The request:
Locate each line containing the string "même" and copy it out.

Data to process:
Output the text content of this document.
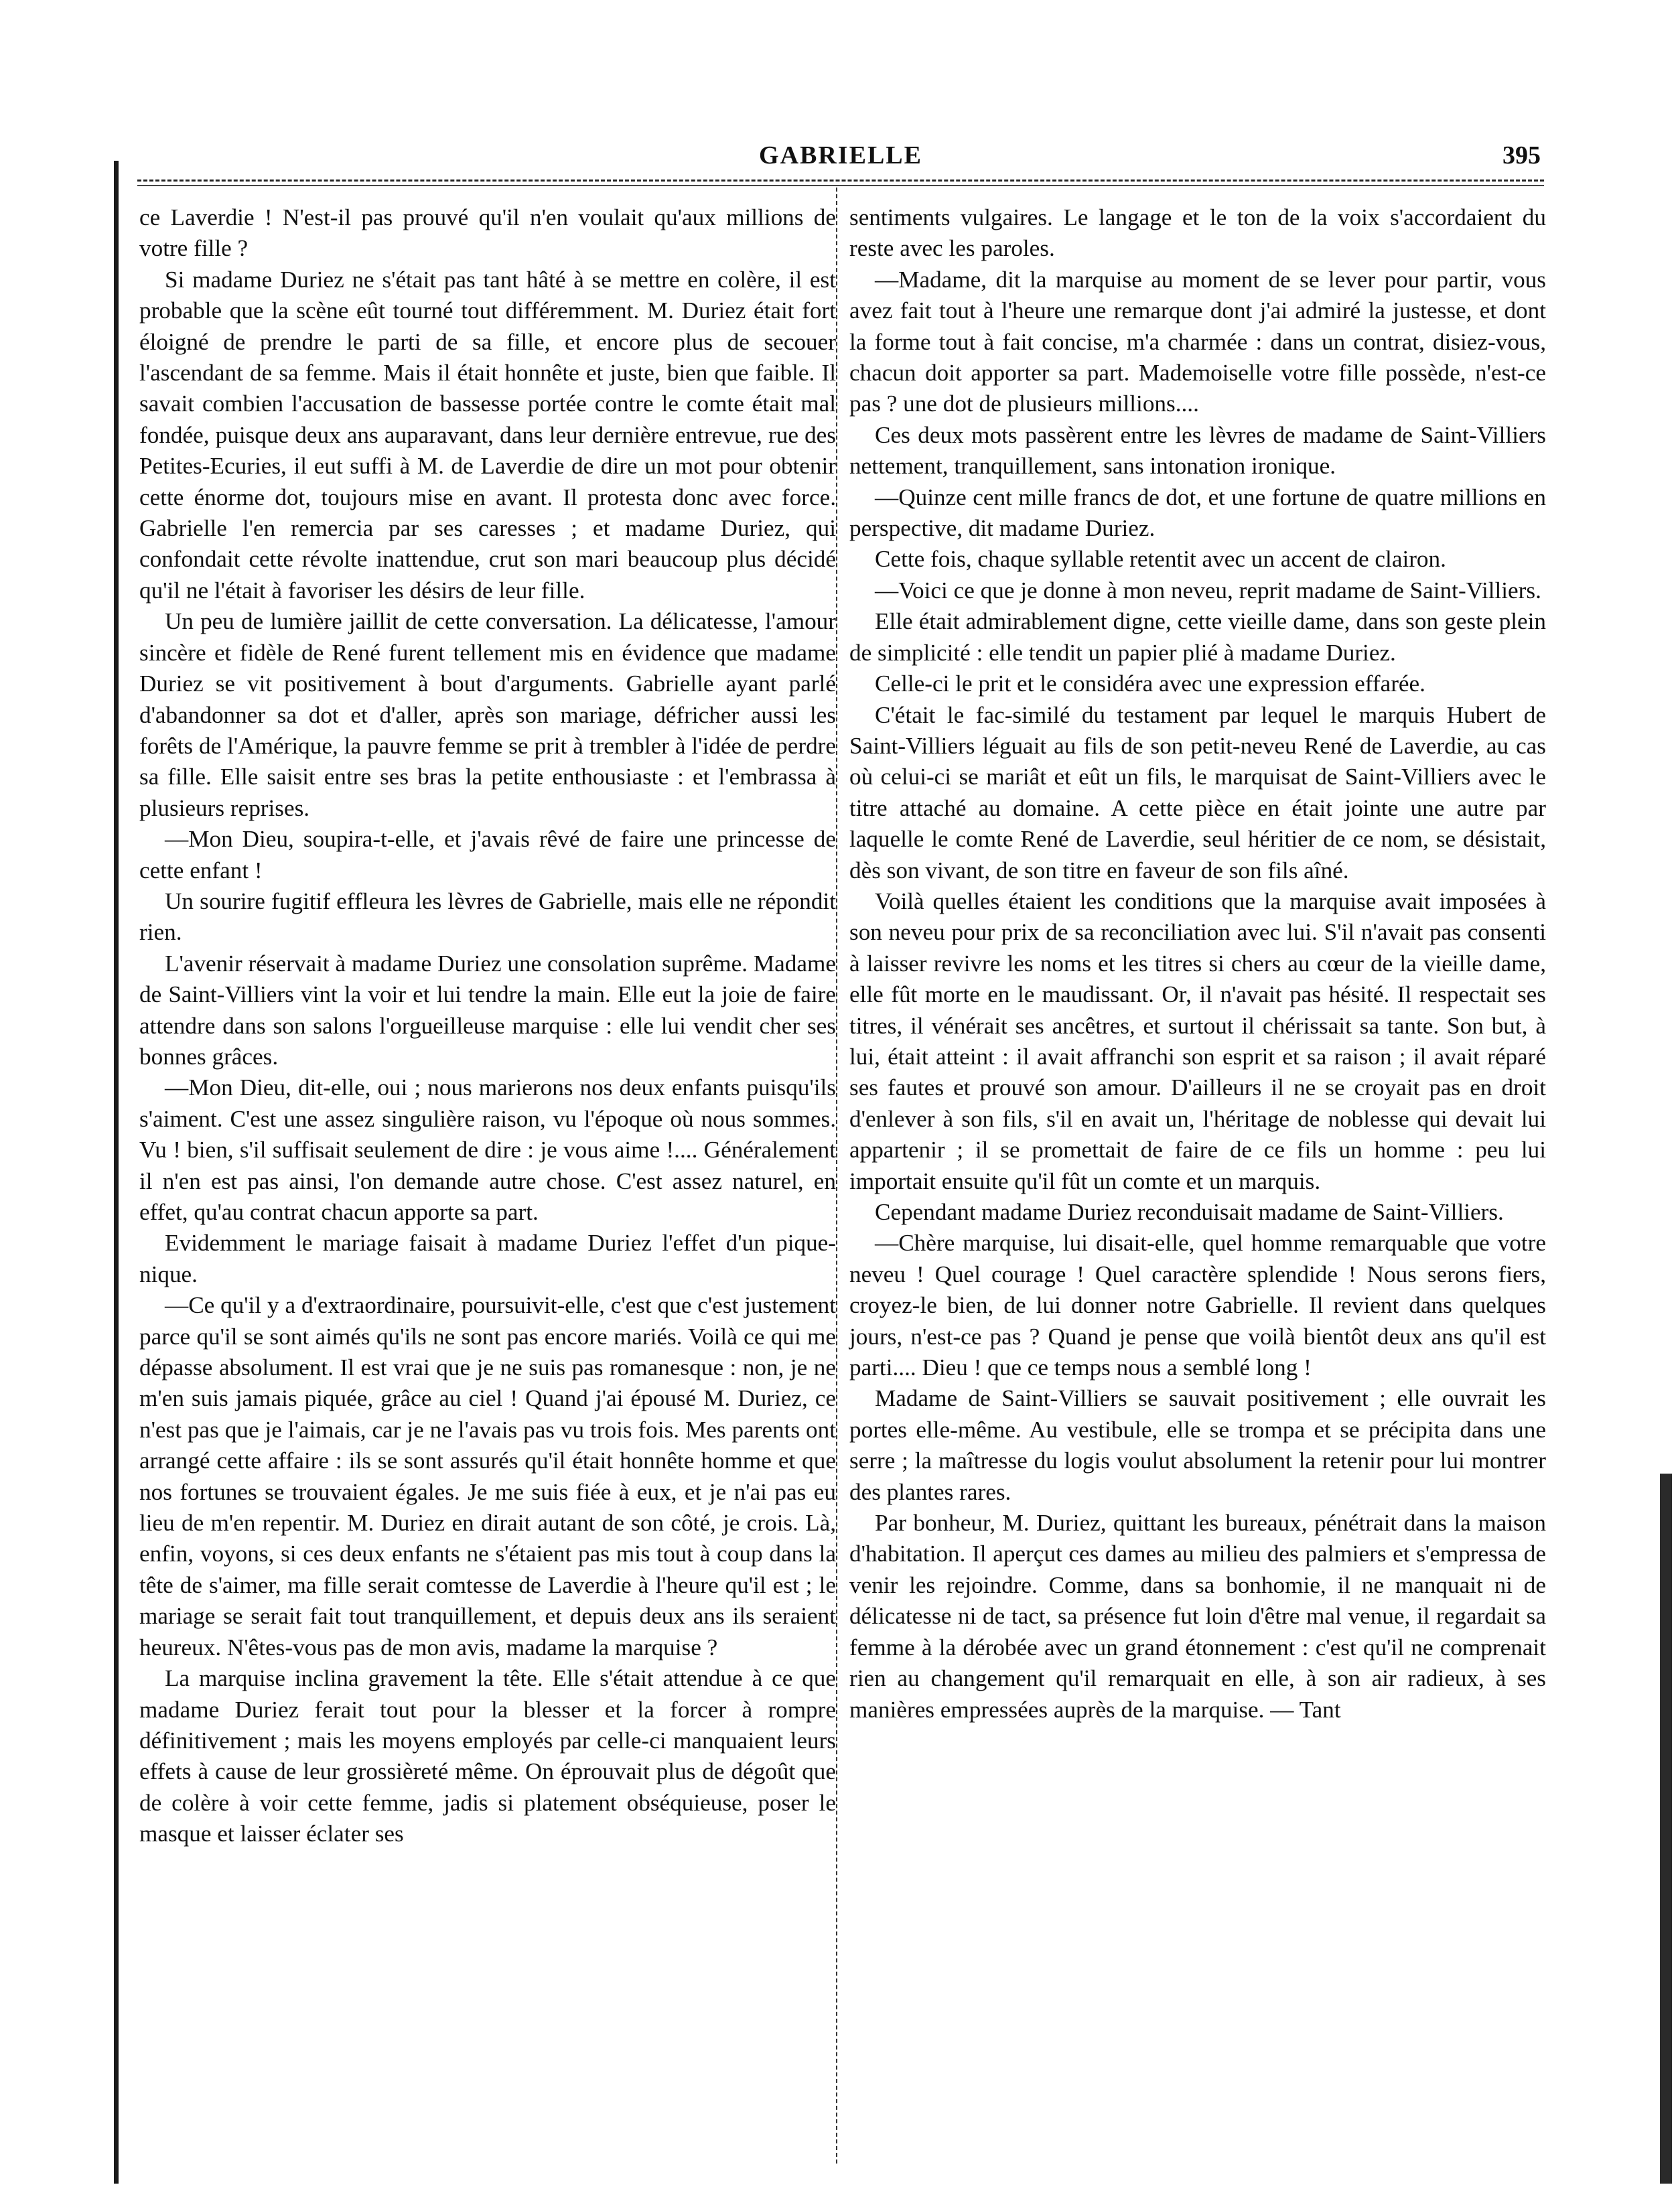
GABRIELLE	395

ce Laverdie ! N'est-il pas prouvé qu'il n'en voulait qu'aux millions de votre fille ?

Si madame Duriez ne s'était pas tant hâté à se mettre en colère, il est probable que la scène eût tourné tout différemment. M. Duriez était fort éloigné de prendre le parti de sa fille, et encore plus de secouer l'ascendant de sa femme. Mais il était honnête et juste, bien que faible. Il savait combien l'accusation de bassesse portée contre le comte était mal fondée, puisque deux ans auparavant, dans leur dernière entrevue, rue des Petites-Ecuries, il eut suffi à M. de Laverdie de dire un mot pour obtenir cette énorme dot, toujours mise en avant. Il protesta donc avec force. Gabrielle l'en remercia par ses caresses ; et madame Duriez, qui confondait cette révolte inattendue, crut son mari beaucoup plus décidé qu'il ne l'était à favoriser les désirs de leur fille.

Un peu de lumière jaillit de cette conversation. La délicatesse, l'amour sincère et fidèle de René furent tellement mis en évidence que madame Duriez se vit positivement à bout d'arguments. Gabrielle ayant parlé d'abandonner sa dot et d'aller, après son mariage, défricher aussi les forêts de l'Amérique, la pauvre femme se prit à trembler à l'idée de perdre sa fille. Elle saisit entre ses bras la petite enthousiaste : et l'embrassa à plusieurs reprises.

—Mon Dieu, soupira-t-elle, et j'avais rêvé de faire une princesse de cette enfant !

Un sourire fugitif effleura les lèvres de Gabrielle, mais elle ne répondit rien.

L'avenir réservait à madame Duriez une consolation suprême. Madame de Saint-Villiers vint la voir et lui tendre la main. Elle eut la joie de faire attendre dans son salons l'orgueilleuse marquise : elle lui vendit cher ses bonnes grâces.

—Mon Dieu, dit-elle, oui ; nous marierons nos deux enfants puisqu'ils s'aiment. C'est une assez singulière raison, vu l'époque où nous sommes. Vu ! bien, s'il suffisait seulement de dire : je vous aime !.... Généralement il n'en est pas ainsi, l'on demande autre chose. C'est assez naturel, en effet, qu'au contrat chacun apporte sa part.

Evidemment le mariage faisait à madame Duriez l'effet d'un pique-nique.

—Ce qu'il y a d'extraordinaire, poursuivit-elle, c'est que c'est justement parce qu'il se sont aimés qu'ils ne sont pas encore mariés. Voilà ce qui me dépasse absolument. Il est vrai que je ne suis pas romanesque : non, je ne m'en suis jamais piquée, grâce au ciel ! Quand j'ai épousé M. Duriez, ce n'est pas que je l'aimais, car je ne l'avais pas vu trois fois. Mes parents ont arrangé cette affaire : ils se sont assurés qu'il était honnête homme et que nos fortunes se trouvaient égales. Je me suis fiée à eux, et je n'ai pas eu lieu de m'en repentir. M. Duriez en dirait autant de son côté, je crois. Là, enfin, voyons, si ces deux enfants ne s'étaient pas mis tout à coup dans la tête de s'aimer, ma fille serait comtesse de Laverdie à l'heure qu'il est ; le mariage se serait fait tout tranquillement, et depuis deux ans ils seraient heureux. N'êtes-vous pas de mon avis, madame la marquise ?

La marquise inclina gravement la tête. Elle s'était attendue à ce que madame Duriez ferait tout pour la blesser et la forcer à rompre définitivement ; mais les moyens employés par celle-ci manquaient leurs effets à cause de leur grossièreté même. On éprouvait plus de dégoût que de colère à voir cette femme, jadis si platement obséquieuse, poser le masque et laisser éclater ses

sentiments vulgaires. Le langage et le ton de la voix s'accordaient du reste avec les paroles.

—Madame, dit la marquise au moment de se lever pour partir, vous avez fait tout à l'heure une remarque dont j'ai admiré la justesse, et dont la forme tout à fait concise, m'a charmée : dans un contrat, disiez-vous, chacun doit apporter sa part. Mademoiselle votre fille possède, n'est-ce pas ? une dot de plusieurs millions....

Ces deux mots passèrent entre les lèvres de madame de Saint-Villiers nettement, tranquillement, sans intonation ironique.

—Quinze cent mille francs de dot, et une fortune de quatre millions en perspective, dit madame Duriez.

Cette fois, chaque syllable retentit avec un accent de clairon.

—Voici ce que je donne à mon neveu, reprit madame de Saint-Villiers.

Elle était admirablement digne, cette vieille dame, dans son geste plein de simplicité : elle tendit un papier plié à madame Duriez.

Celle-ci le prit et le considéra avec une expression effarée.

C'était le fac-similé du testament par lequel le marquis Hubert de Saint-Villiers léguait au fils de son petit-neveu René de Laverdie, au cas où celui-ci se mariât et eût un fils, le marquisat de Saint-Villiers avec le titre attaché au domaine. A cette pièce en était jointe une autre par laquelle le comte René de Laverdie, seul héritier de ce nom, se désistait, dès son vivant, de son titre en faveur de son fils aîné.

Voilà quelles étaient les conditions que la marquise avait imposées à son neveu pour prix de sa reconciliation avec lui. S'il n'avait pas consenti à laisser revivre les noms et les titres si chers au cœur de la vieille dame, elle fût morte en le maudissant. Or, il n'avait pas hésité. Il respectait ses titres, il vénérait ses ancêtres, et surtout il chérissait sa tante. Son but, à lui, était atteint : il avait affranchi son esprit et sa raison ; il avait réparé ses fautes et prouvé son amour. D'ailleurs il ne se croyait pas en droit d'enlever à son fils, s'il en avait un, l'héritage de noblesse qui devait lui appartenir ; il se promettait de faire de ce fils un homme : peu lui importait ensuite qu'il fût un comte et un marquis.

Cependant madame Duriez reconduisait madame de Saint-Villiers.

—Chère marquise, lui disait-elle, quel homme remarquable que votre neveu ! Quel courage ! Quel caractère splendide ! Nous serons fiers, croyez-le bien, de lui donner notre Gabrielle. Il revient dans quelques jours, n'est-ce pas ? Quand je pense que voilà bientôt deux ans qu'il est parti.... Dieu ! que ce temps nous a semblé long !

Madame de Saint-Villiers se sauvait positivement ; elle ouvrait les portes elle-même. Au vestibule, elle se trompa et se précipita dans une serre ; la maîtresse du logis voulut absolument la retenir pour lui montrer des plantes rares.

Par bonheur, M. Duriez, quittant les bureaux, pénétrait dans la maison d'habitation. Il aperçut ces dames au milieu des palmiers et s'empressa de venir les rejoindre. Comme, dans sa bonhomie, il ne manquait ni de délicatesse ni de tact, sa présence fut loin d'être mal venue, il regardait sa femme à la dérobée avec un grand étonnement : c'est qu'il ne comprenait rien au changement qu'il remarquait en elle, à son air radieux, à ses manières empressées auprès de la marquise. — Tant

Response to the exercise:
La marquise inclina gravement la tête. Elle s'était attendue à ce que madame Duriez ferait tout pour la blesser et la forcer à rompre définitivement ; mais les moyens employés par celle-ci manquaient leurs effets à cause de leur grossièreté même. On éprouvait plus de dégoût que de colère à voir cette femme, jadis si platement obséquieuse, poser le masque et laisser éclater ses
Madame de Saint-Villiers se sauvait positivement ; elle ouvrait les portes elle-même. Au vestibule, elle se trompa et se précipita dans une serre ; la maîtresse du logis voulut absolument la retenir pour lui montrer des plantes rares.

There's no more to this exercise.